Required work
Please count the lines below that contain the word "haqqında", and reply with that number alone.

Supplied data
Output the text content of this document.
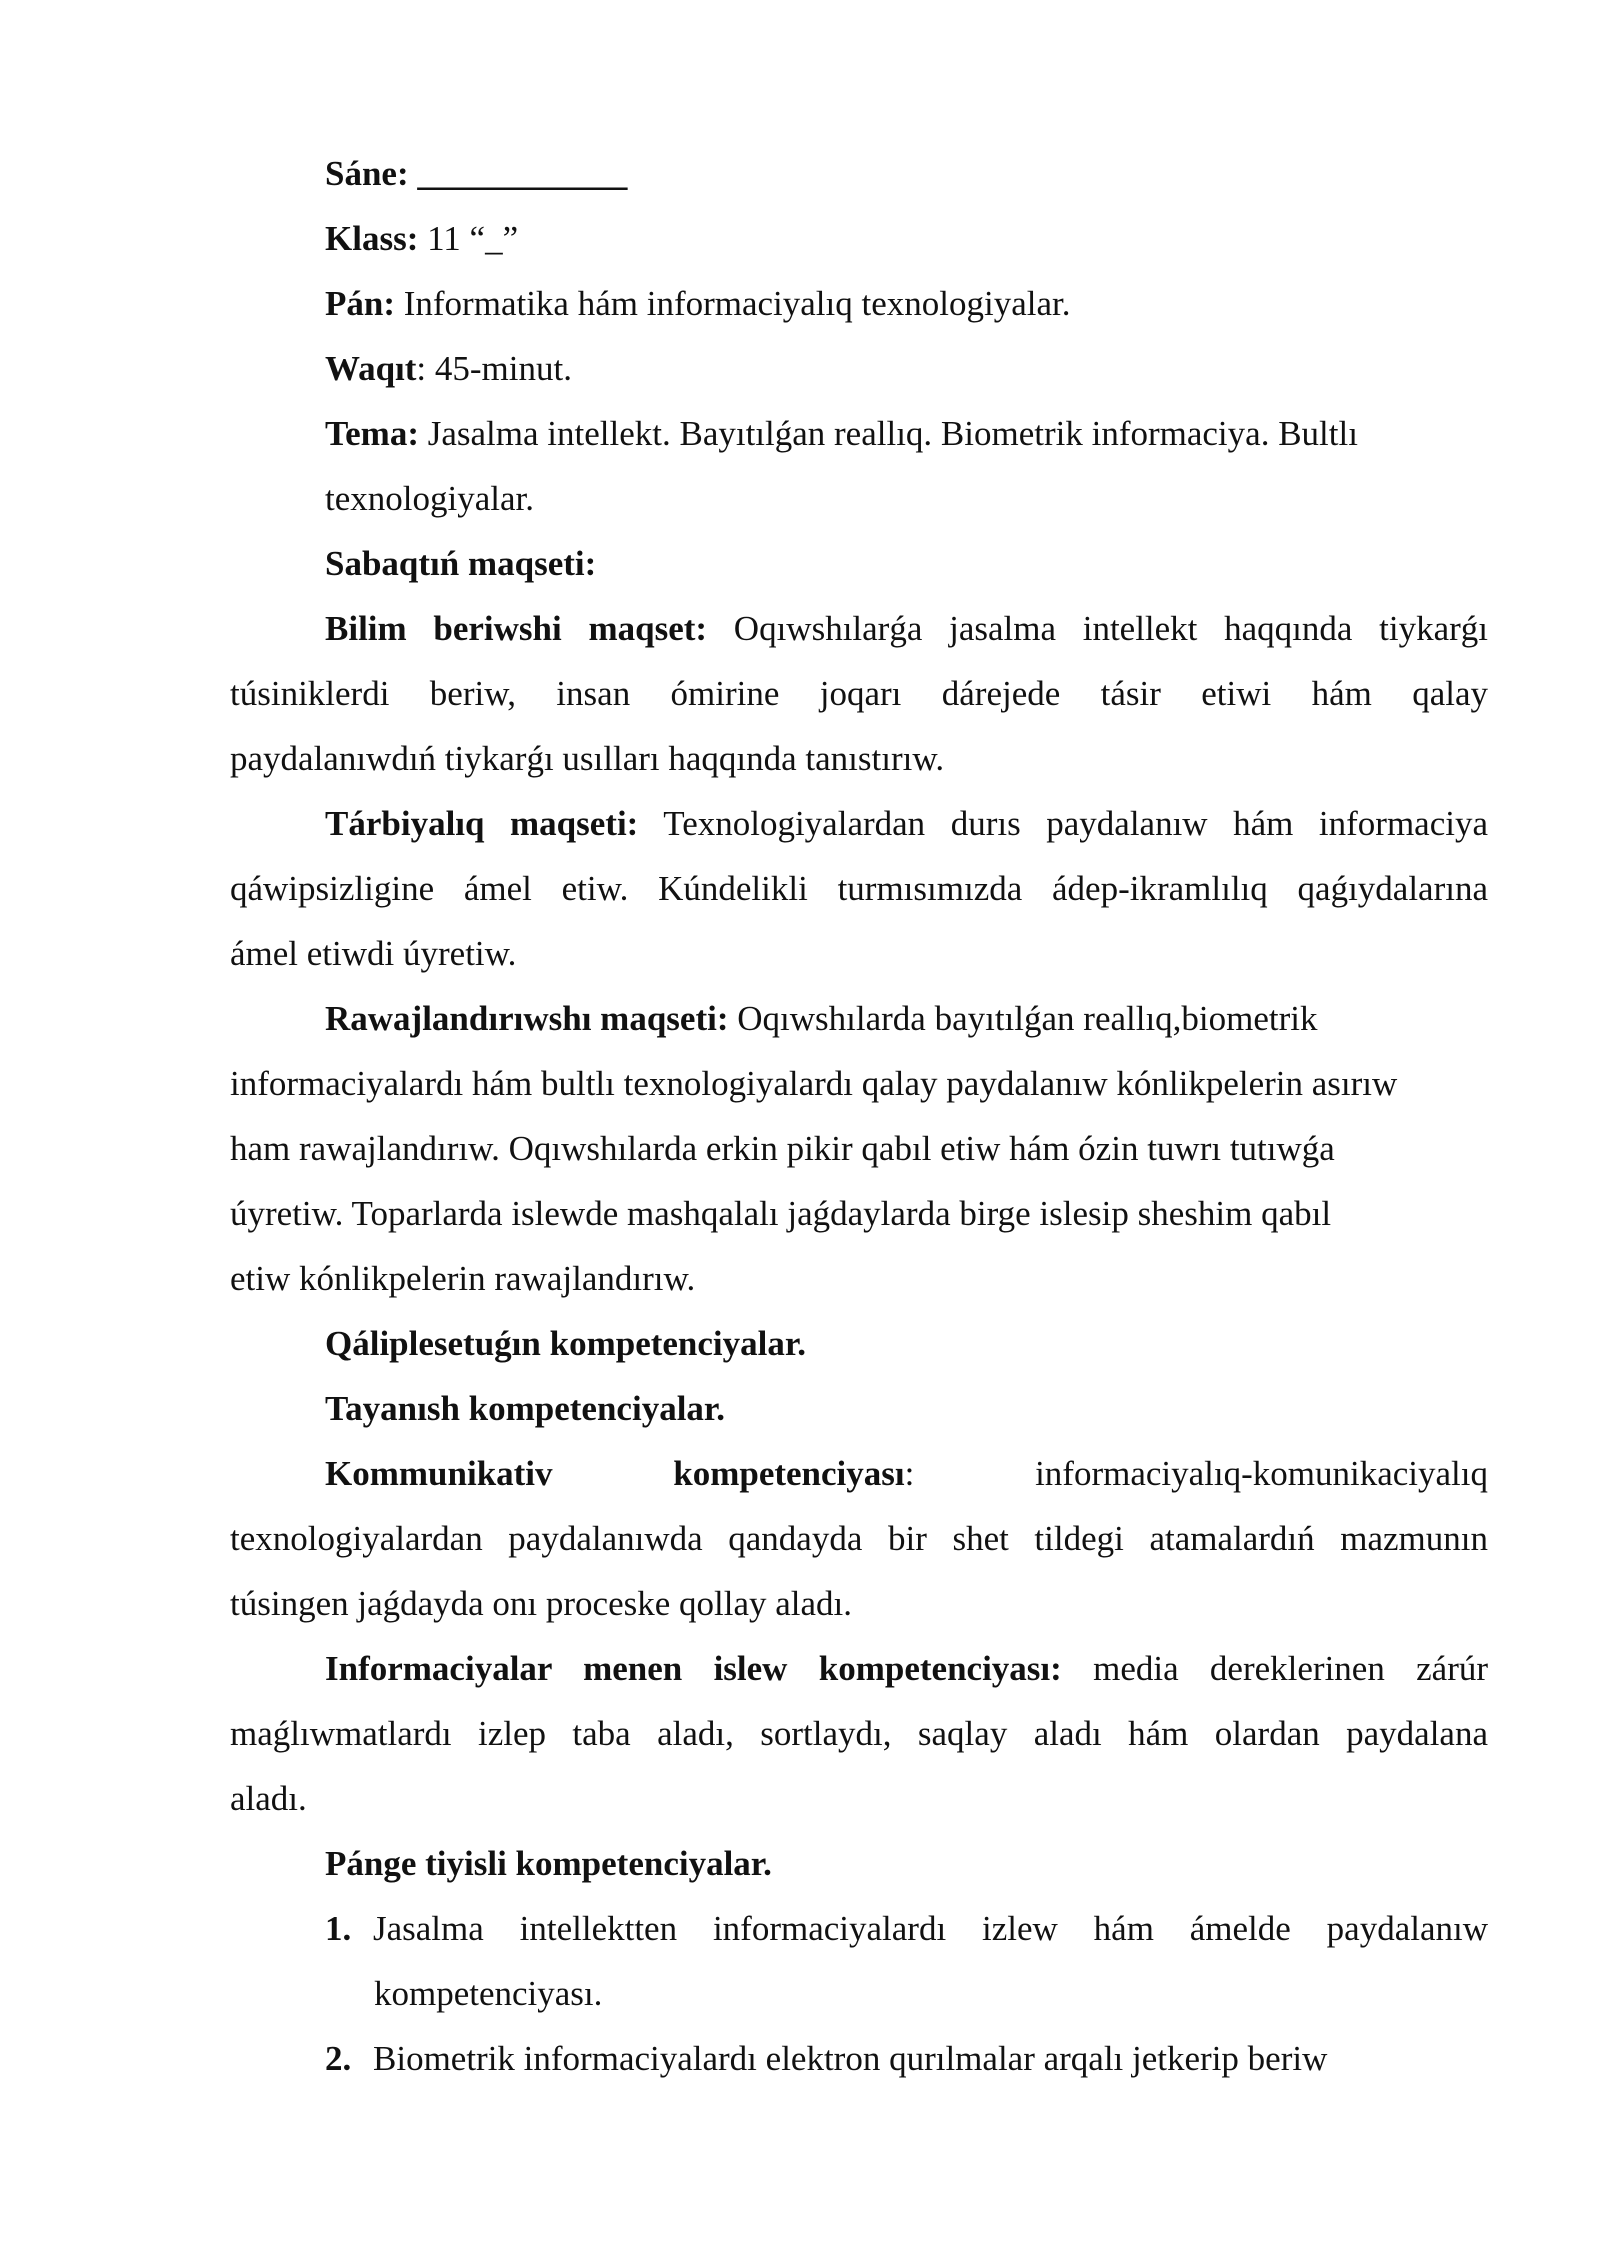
Sáne: ____________
Klass: 11 “_”
Pán: Informatika hám informaciyalıq texnologiyalar.
Waqıt: 45-minut.
Tema: Jasalma intellekt. Bayıtılǵan reallıq. Biometrik informaciya. Bultlı
texnologiyalar.
Sabaqtıń maqseti:
Bilim beriwshi maqset: Oqıwshılarǵa jasalma intellekt haqqında tiykarǵı
túsiniklerdi beriw, insan ómirine joqarı dárejede tásir etiwi hám qalay
paydalanıwdıń tiykarǵı usılları haqqında tanıstırıw.
Tárbiyalıq maqseti: Texnologiyalardan durıs paydalanıw hám informaciya
qáwipsizligine ámel etiw. Kúndelikli turmısımızda ádep-ikramlılıq qaǵıydalarına
ámel etiwdi úyretiw.
Rawajlandırıwshı maqseti: Oqıwshılarda bayıtılǵan reallıq,biometrik
informaciyalardı hám bultlı texnologiyalardı qalay paydalanıw kónlikpelerin asırıw
ham rawajlandırıw. Oqıwshılarda erkin pikir qabıl etiw hám ózin tuwrı tutıwǵa
úyretiw. Toparlarda islewde mashqalalı jaǵdaylarda birge islesip sheshim qabıl
etiw kónlikpelerin rawajlandırıw.
Qáliplesetuǵın kompetenciyalar.
Tayanısh kompetenciyalar.
Kommunikativ	kompetenciyası:	informaciyalıq-komunikaciyalıq
texnologiyalardan paydalanıwda qandayda bir shet tildegi atamalardıń mazmunın
túsingen jaǵdayda onı proceske qollay aladı.
Informaciyalar menen islew kompetenciyası: media dereklerinen zárúr
maǵlıwmatlardı izlep taba aladı, sortlaydı, saqlay aladı hám olardan paydalana
aladı.
Pánge tiyisli kompetenciyalar.
1. Jasalma intellektten informaciyalardı izlew hám ámelde paydalanıw
kompetenciyası.
2. Biometrik informaciyalardı elektron qurılmalar arqalı jetkerip beriw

Task response
2